==== Article

Commuters have been deterred from driving into Milan’s city centre thanks to a congestion charge scheme – similar to one in London – that levies a 5—euro (6.5—dollar) charge on drivers who enter a zone called Area C.
“Having a car is no longer a status symbol like it was in the past,” Mayor Giuliano Pisapia, 65, said.
“Young people have embraced this, even if it is more difficult to accept for older generations like mine or that of my parents.” Since the introduction of Area C in January 2012, the number of cars entering Milan’s downtown zone every day has dropped from around 130,000 to 90,000. Over the same period, the city’s car-sharing programmes have grown to more than 180,000 subscribers. “I hear more and more people telling me, ‘We don’t need a car,’” Damiano Di Simine, regional head of Legambiente environmental lobby, said. “Milan is de-motorising itself, it’s happening.” Almost 80 per cent of Milan residents voted in favour of the congestion charge in a non-binding referendum in 2011. But bureaucratic wrangling, popular protests and legal appeals against the scheme delayed the creation of Area C, Pisapia said.

========

### Required tasks
• 1. Answer these about the article on Milan's congestion charge:
(a) How much does a driver pay to enter Area C?
(b) By how much did the number of cars entering Milan's downtown zone each day change after Area C was introduced?
(c) What share of Milan residents voted for the congestion charge in the 2011 referendum?
• 2. Continue the article on Milan's congestion charge from its final sentence.

==== Data section

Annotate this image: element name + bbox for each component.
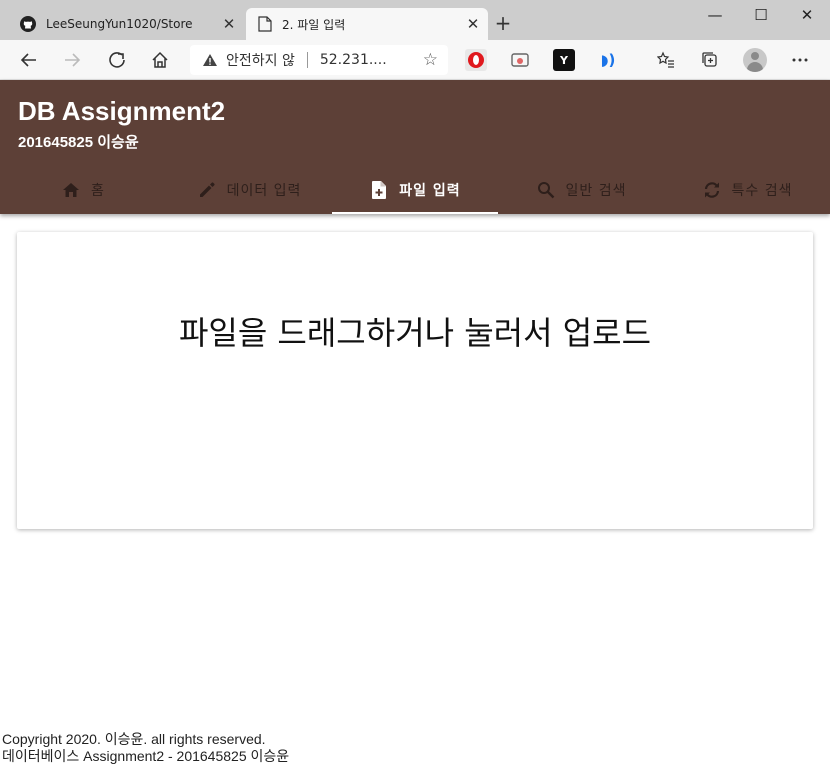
tab-file-input[interactable]: 파일 입력: [332, 166, 498, 214]
tab-label: 데이터 입력: [226, 183, 302, 199]
app-title: DB Assignment2: [18, 96, 226, 126]
minimize-icon[interactable]: —: [692, 4, 738, 26]
app-header: DB Assignment2 201645825 이승윤 홈 데이터 입력 파일…: [0, 80, 830, 214]
browser-tab-active[interactable]: 2. 파일 입력 ✕: [246, 8, 488, 40]
favorite-star-icon[interactable]: ☆: [423, 50, 438, 70]
browser-toolbar: 안전하지 않 52.231.... ☆ Y ◗): [0, 40, 830, 80]
search-icon: [536, 180, 556, 200]
footer-info: 데이터베이스 Assignment2 - 201645825 이승윤: [2, 748, 290, 764]
browser-tab-github[interactable]: LeeSeungYun1020/Store ✕: [8, 8, 244, 40]
home-icon: [61, 180, 81, 200]
tab-label: 특수 검색: [731, 183, 793, 199]
address-bar[interactable]: 안전하지 않 52.231.... ☆: [190, 45, 448, 75]
selected-tab-indicator: [332, 212, 498, 214]
opera-extension-icon[interactable]: [465, 49, 487, 71]
refresh-icon: [702, 180, 722, 200]
github-icon: [20, 16, 36, 32]
nav-tabs: 홈 데이터 입력 파일 입력 일반 검색 특수 검색: [0, 166, 830, 214]
forward-icon[interactable]: [58, 46, 86, 74]
browser-tab-strip: LeeSeungYun1020/Store ✕ 2. 파일 입력 ✕ + — ☐…: [0, 0, 830, 40]
tab-title: 2. 파일 입력: [282, 17, 346, 32]
address-divider: [306, 52, 308, 68]
security-label[interactable]: 안전하지 않: [226, 50, 295, 70]
close-tab-icon[interactable]: ✕: [220, 15, 238, 33]
pencil-icon: [197, 180, 217, 200]
tab-data-input[interactable]: 데이터 입력: [166, 166, 332, 214]
window-close-icon[interactable]: ✕: [784, 4, 830, 26]
new-tab-button[interactable]: +: [492, 12, 514, 34]
tab-title: LeeSeungYun1020/Store: [46, 17, 193, 31]
footer-copyright: Copyright 2020. 이승윤. all rights reserved…: [2, 731, 266, 747]
tab-label: 파일 입력: [399, 183, 461, 199]
wireless-extension-icon[interactable]: ◗): [597, 49, 619, 71]
tab-general-search[interactable]: 일반 검색: [498, 166, 664, 214]
refresh-icon[interactable]: [103, 46, 131, 74]
page-footer: Copyright 2020. 이승윤. all rights reserved…: [2, 731, 289, 765]
document-icon: [258, 16, 272, 32]
more-menu-icon[interactable]: [786, 46, 814, 74]
warning-icon: [202, 53, 218, 67]
close-tab-icon[interactable]: ✕: [464, 15, 482, 33]
tab-special-search[interactable]: 특수 검색: [664, 166, 830, 214]
maximize-icon[interactable]: ☐: [738, 4, 784, 26]
collections-icon[interactable]: [696, 46, 724, 74]
profile-avatar[interactable]: [743, 48, 767, 72]
app-subtitle: 201645825 이승윤: [18, 134, 139, 151]
tab-home[interactable]: 홈: [0, 166, 166, 214]
file-plus-icon: [369, 180, 389, 200]
screenshot-extension-icon[interactable]: [509, 49, 531, 71]
tab-label: 홈: [91, 183, 105, 199]
favorites-icon[interactable]: [652, 46, 680, 74]
dropzone-prompt: 파일을 드래그하거나 눌러서 업로드: [178, 314, 652, 352]
file-dropzone[interactable]: 파일을 드래그하거나 눌러서 업로드: [17, 232, 813, 529]
tab-label: 일반 검색: [565, 183, 627, 199]
url-text[interactable]: 52.231....: [320, 52, 387, 68]
yt-extension-icon[interactable]: Y: [553, 49, 575, 71]
home-icon[interactable]: [146, 46, 174, 74]
back-icon[interactable]: [15, 46, 43, 74]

========

### Responses to the exercise
• 1.
(a) 5 euros (6.5 dollars).
(b) It fell from around 130,000 to 90,000.
(c) Almost 80 percent.

• 2.
The centre-left mayor, who unexpectedly beat a Berlusconi-backed conservative incumbent three years ago, said sceptics of the congestion charge had come around to the idea, pointing to a poll from last year showing that 58.5 per cent of residents backed Area C.
“At first, even I did not agree with the principle,” said Pisapia, a trained lawyer . “The horrific traffic jams that you see on the days Area C is turned off have convinced [the sceptics]. I am quite sure that any administration coming after me would not scrap it.”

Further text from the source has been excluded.